Work to complete | Leave out the pictures and copy everything else in the entries exactly.

/---

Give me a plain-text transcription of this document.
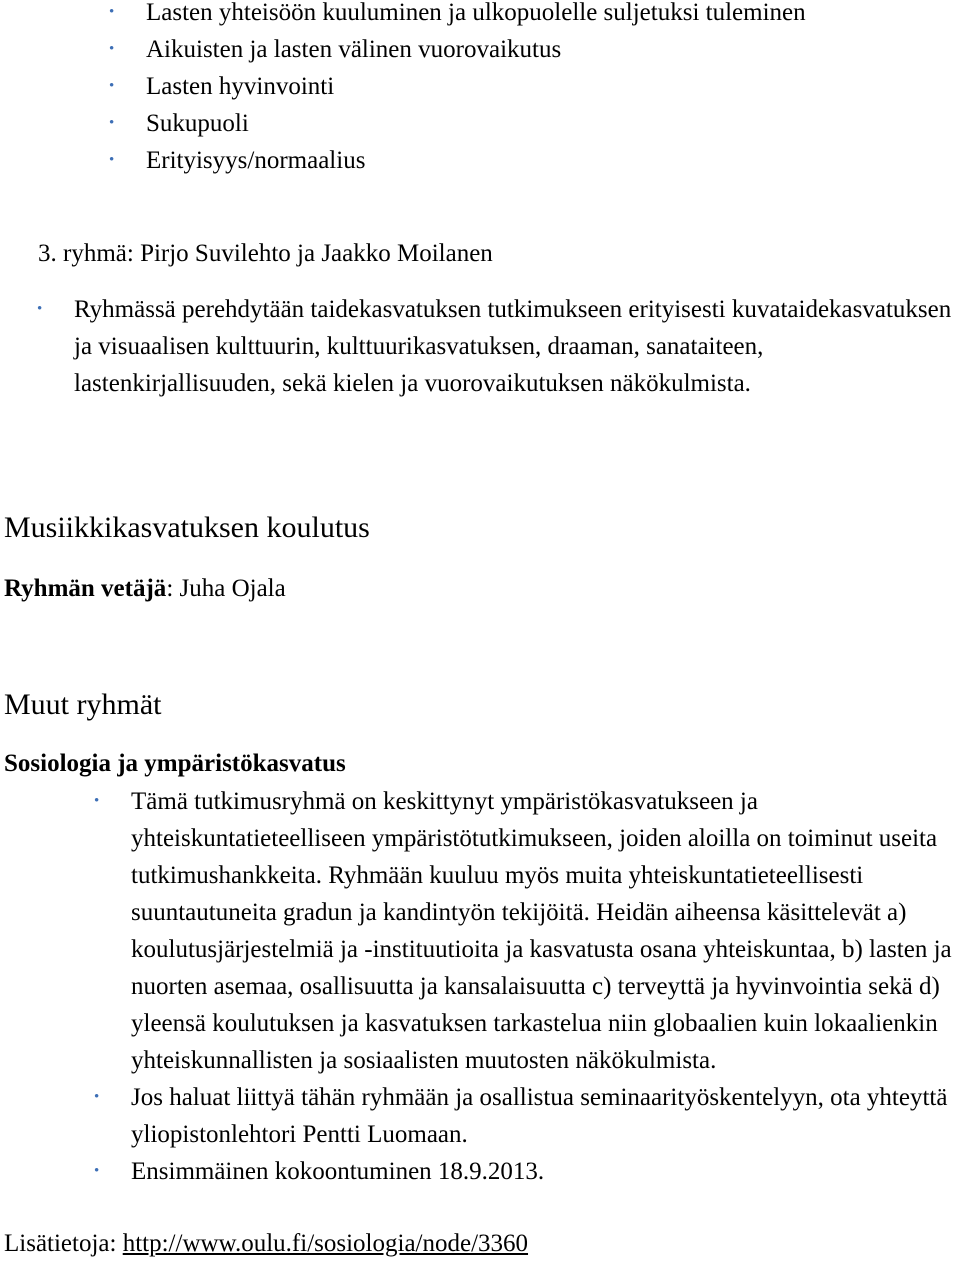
• Lasten yhteisöön kuuluminen ja ulkopuolelle suljetuksi tuleminen
• Aikuisten ja lasten välinen vuorovaikutus
• Lasten hyvinvointi
• Sukupuoli
• Erityisyys/normaalius
3. ryhmä: Pirjo Suvilehto ja Jaakko Moilanen
• Ryhmässä perehdytään taidekasvatuksen tutkimukseen erityisesti kuvataidekasvatuksen ja visuaalisen kulttuurin, kulttuurikasvatuksen, draaman, sanataiteen, lastenkirjallisuuden, sekä kielen ja vuorovaikutuksen näkökulmista.
Musiikkikasvatuksen koulutus
Ryhmän vetäjä: Juha Ojala
Muut ryhmät
Sosiologia ja ympäristökasvatus
• Tämä tutkimusryhmä on keskittynyt ympäristökasvatukseen ja yhteiskuntatieteelliseen ympäristötutkimukseen, joiden aloilla on toiminut useita tutkimushankkeita. Ryhmään kuuluu myös muita yhteiskuntatieteellisesti suuntautuneita gradun ja kandintyön tekijöitä. Heidän aiheensa käsittelevät a) koulutusjärjestelmiä ja -instituutioita ja kasvatusta osana yhteiskuntaa, b) lasten ja nuorten asemaa, osallisuutta ja kansalaisuutta c) terveyttä ja hyvinvointia sekä d) yleensä koulutuksen ja kasvatuksen tarkastelua niin globaalien kuin lokaalienkin yhteiskunnallisten ja sosiaalisten muutosten näkökulmista.
• Jos haluat liittyä tähän ryhmään ja osallistua seminaarityöskentelyyn, ota yhteyttä yliopistonlehtori Pentti Luomaan.
• Ensimmäinen kokoontuminen 18.9.2013.
Lisätietoja: http://www.oulu.fi/sosiologia/node/3360
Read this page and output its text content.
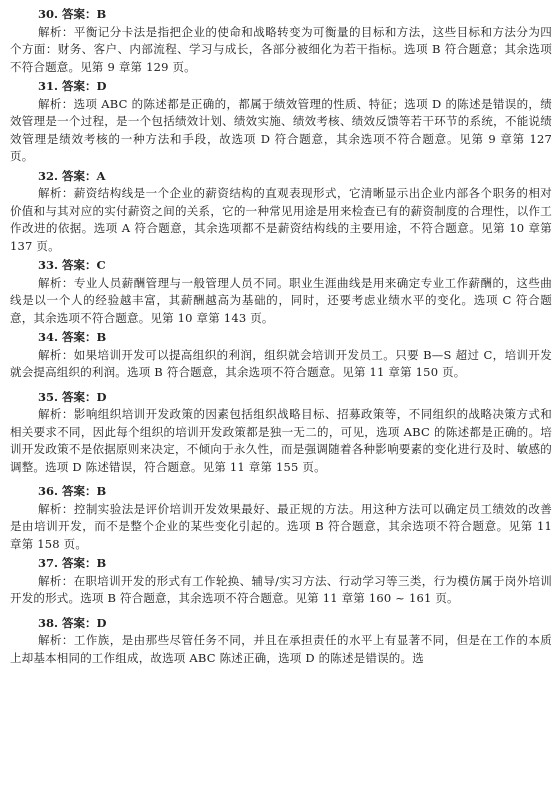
30. 答案：B

解析：平衡记分卡法是指把企业的使命和战略转变为可衡量的目标和方法，这些目标和方法分为四个方面：财务、客户、内部流程、学习与成长，各部分被细化为若干指标。选项 B 符合题意；其余选项不符合题意。见第 9 章第 129 页。

31. 答案：D

解析：选项 ABC 的陈述都是正确的，都属于绩效管理的性质、特征；选项 D 的陈述是错误的，绩效管理是一个过程，是一个包括绩效计划、绩效实施、绩效考核、绩效反馈等若干环节的系统，不能说绩效管理是绩效考核的一种方法和手段，故选项 D 符合题意，其余选项不符合题意。见第 9 章第 127 页。

32. 答案：A

解析：薪资结构线是一个企业的薪资结构的直观表现形式，它清晰显示出企业内部各个职务的相对价值和与其对应的实付薪资之间的关系，它的一种常见用途是用来检查已有的薪资制度的合理性，以作工作改进的依据。选项 A 符合题意，其余选项都不是薪资结构线的主要用途，不符合题意。见第 10 章第 137 页。

33. 答案：C

解析：专业人员薪酬管理与一般管理人员不同。职业生涯曲线是用来确定专业工作薪酬的，这些曲线是以一个人的经验越丰富，其薪酬越高为基础的，同时，还要考虑业绩水平的变化。选项 C 符合题意，其余选项不符合题意。见第 10 章第 143 页。

34. 答案：B

解析：如果培训开发可以提高组织的利润，组织就会培训开发员工。只要 B—S 超过 C，培训开发就会提高组织的利润。选项 B 符合题意，其余选项不符合题意。见第 11 章第 150 页。

35. 答案：D

解析：影响组织培训开发政策的因素包括组织战略目标、招募政策等，不同组织的战略决策方式和相关要求不同，因此每个组织的培训开发政策都是独一无二的，可见，选项 ABC 的陈述都是正确的。培训开发政策不是依据原则来决定，不倾向于永久性，而是强调随着各种影响要素的变化进行及时、敏感的调整。选项 D 陈述错误，符合题意。见第 11 章第 155 页。

36. 答案：B

解析：控制实验法是评价培训开发效果最好、最正规的方法。用这种方法可以确定员工绩效的改善是由培训开发，而不是整个企业的某些变化引起的。选项 B 符合题意，其余选项不符合题意。见第 11 章第 158 页。

37. 答案：B

解析：在职培训开发的形式有工作轮换、辅导/实习方法、行动学习等三类，行为模仿属于岗外培训开发的形式。选项 B 符合题意，其余选项不符合题意。见第 11 章第 160 ~ 161 页。

38. 答案：D

解析：工作族，是由那些尽管任务不同，并且在承担责任的水平上有显著不同，但是在工作的本质上却基本相同的工作组成，故选项 ABC 陈述正确，选项 D 的陈述是错误的。选
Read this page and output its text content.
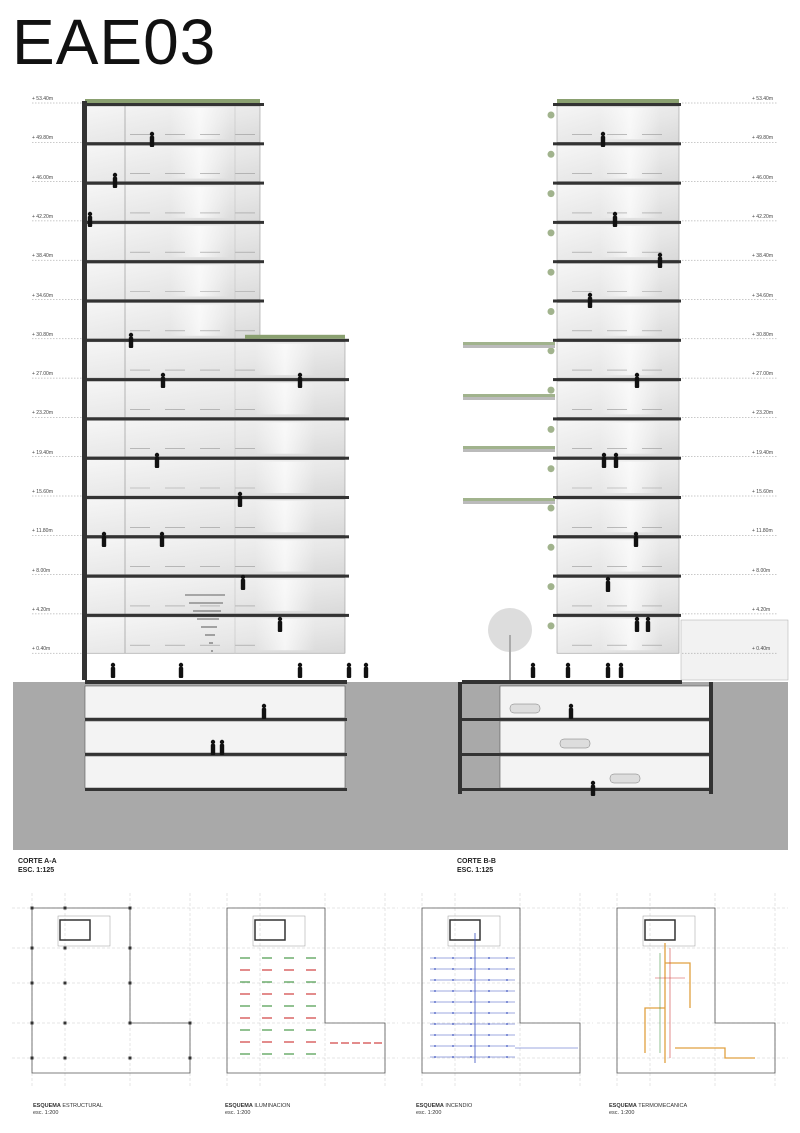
EAE03
+ 53.40m
+ 49.80m
+ 46.00m
+ 42.20m
+ 38.40m
+ 34.60m
+ 30.80m
+ 27.00m
+ 23.20m
+ 19.40m
+ 15.60m
+ 11.80m
+ 8.00m
+ 4.20m
+ 0.40m
+ 53.40m
+ 49.80m
+ 46.00m
+ 42.20m
+ 38.40m
+ 34.60m
+ 30.80m
+ 27.00m
+ 23.20m
+ 19.40m
+ 15.60m
+ 11.80m
+ 8.00m
+ 4.20m
+ 0.40m
CORTE A-A
ESC. 1:125
CORTE B-B
ESC. 1:125
ESQUEMA ESTRUCTURAL
esc. 1:200
ESQUEMA ILUMINACION
esc. 1:200
ESQUEMA INCENDIO
esc. 1:200
ESQUEMA TERMOMECANICA
esc. 1:200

\---

Solved exercise |
Give me a plain-text transcription of this document.
• Lasten yhteisöön kuuluminen ja ulkopuolelle suljetuksi tuleminen
• Aikuisten ja lasten välinen vuorovaikutus
• Lasten hyvinvointi
• Sukupuoli
• Erityisyys/normaalius
3. ryhmä: Pirjo Suvilehto ja Jaakko Moilanen
• Ryhmässä perehdytään taidekasvatuksen tutkimukseen erityisesti kuvataidekasvatuksen ja visuaalisen kulttuurin, kulttuurikasvatuksen, draaman, sanataiteen, lastenkirjallisuuden, sekä kielen ja vuorovaikutuksen näkökulmista.
Musiikkikasvatuksen koulutus
Ryhmän vetäjä: Juha Ojala
Muut ryhmät
Sosiologia ja ympäristökasvatus
• Tämä tutkimusryhmä on keskittynyt ympäristökasvatukseen ja yhteiskuntatieteelliseen ympäristötutkimukseen, joiden aloilla on toiminut useita tutkimushankkeita. Ryhmään kuuluu myös muita yhteiskuntatieteellisesti suuntautuneita gradun ja kandintyön tekijöitä. Heidän aiheensa käsittelevät a) koulutusjärjestelmiä ja -instituutioita ja kasvatusta osana yhteiskuntaa, b) lasten ja nuorten asemaa, osallisuutta ja kansalaisuutta c) terveyttä ja hyvinvointia sekä d) yleensä koulutuksen ja kasvatuksen tarkastelua niin globaalien kuin lokaalienkin yhteiskunnallisten ja sosiaalisten muutosten näkökulmista.
• Jos haluat liittyä tähän ryhmään ja osallistua seminaarityöskentelyyn, ota yhteyttä yliopistonlehtori Pentti Luomaan.
• Ensimmäinen kokoontuminen 18.9.2013.
Lisätietoja: http://www.oulu.fi/sosiologia/node/3360
Read this page and output its text content.
30. 答案：B

解析：平衡记分卡法是指把企业的使命和战略转变为可衡量的目标和方法，这些目标和方法分为四个方面：财务、客户、内部流程、学习与成长，各部分被细化为若干指标。选项 B 符合题意；其余选项不符合题意。见第 9 章第 129 页。

31. 答案：D

解析：选项 ABC 的陈述都是正确的，都属于绩效管理的性质、特征；选项 D 的陈述是错误的，绩效管理是一个过程，是一个包括绩效计划、绩效实施、绩效考核、绩效反馈等若干环节的系统，不能说绩效管理是绩效考核的一种方法和手段，故选项 D 符合题意，其余选项不符合题意。见第 9 章第 127 页。

32. 答案：A

解析：薪资结构线是一个企业的薪资结构的直观表现形式，它清晰显示出企业内部各个职务的相对价值和与其对应的实付薪资之间的关系，它的一种常见用途是用来检查已有的薪资制度的合理性，以作工作改进的依据。选项 A 符合题意，其余选项都不是薪资结构线的主要用途，不符合题意。见第 10 章第 137 页。

33. 答案：C

解析：专业人员薪酬管理与一般管理人员不同。职业生涯曲线是用来确定专业工作薪酬的，这些曲线是以一个人的经验越丰富，其薪酬越高为基础的，同时，还要考虑业绩水平的变化。选项 C 符合题意，其余选项不符合题意。见第 10 章第 143 页。

34. 答案：B

解析：如果培训开发可以提高组织的利润，组织就会培训开发员工。只要 B—S 超过 C，培训开发就会提高组织的利润。选项 B 符合题意，其余选项不符合题意。见第 11 章第 150 页。

35. 答案：D

解析：影响组织培训开发政策的因素包括组织战略目标、招募政策等，不同组织的战略决策方式和相关要求不同，因此每个组织的培训开发政策都是独一无二的，可见，选项 ABC 的陈述都是正确的。培训开发政策不是依据原则来决定，不倾向于永久性，而是强调随着各种影响要素的变化进行及时、敏感的调整。选项 D 陈述错误，符合题意。见第 11 章第 155 页。

36. 答案：B

解析：控制实验法是评价培训开发效果最好、最正规的方法。用这种方法可以确定员工绩效的改善是由培训开发，而不是整个企业的某些变化引起的。选项 B 符合题意，其余选项不符合题意。见第 11 章第 158 页。

37. 答案：B

解析：在职培训开发的形式有工作轮换、辅导/实习方法、行动学习等三类，行为模仿属于岗外培训开发的形式。选项 B 符合题意，其余选项不符合题意。见第 11 章第 160 ~ 161 页。

38. 答案：D

解析：工作族，是由那些尽管任务不同，并且在承担责任的水平上有显著不同，但是在工作的本质上却基本相同的工作组成，故选项 ABC 陈述正确，选项 D 的陈述是错误的。选
Read this page and output its text content.
EAE03
+ 53.40m
+ 49.80m
+ 46.00m
+ 42.20m
+ 38.40m
+ 34.60m
+ 30.80m
+ 27.00m
+ 23.20m
+ 19.40m
+ 15.60m
+ 11.80m
+ 8.00m
+ 4.20m
+ 0.40m
+ 53.40m
+ 49.80m
+ 46.00m
+ 42.20m
+ 38.40m
+ 34.60m
+ 30.80m
+ 27.00m
+ 23.20m
+ 19.40m
+ 15.60m
+ 11.80m
+ 8.00m
+ 4.20m
+ 0.40m
CORTE A-A
ESC. 1:125
CORTE B-B
ESC. 1:125
ESQUEMA ESTRUCTURAL
esc. 1:200
ESQUEMA ILUMINACION
esc. 1:200
ESQUEMA INCENDIO
esc. 1:200
ESQUEMA TERMOMECANICA
esc. 1:200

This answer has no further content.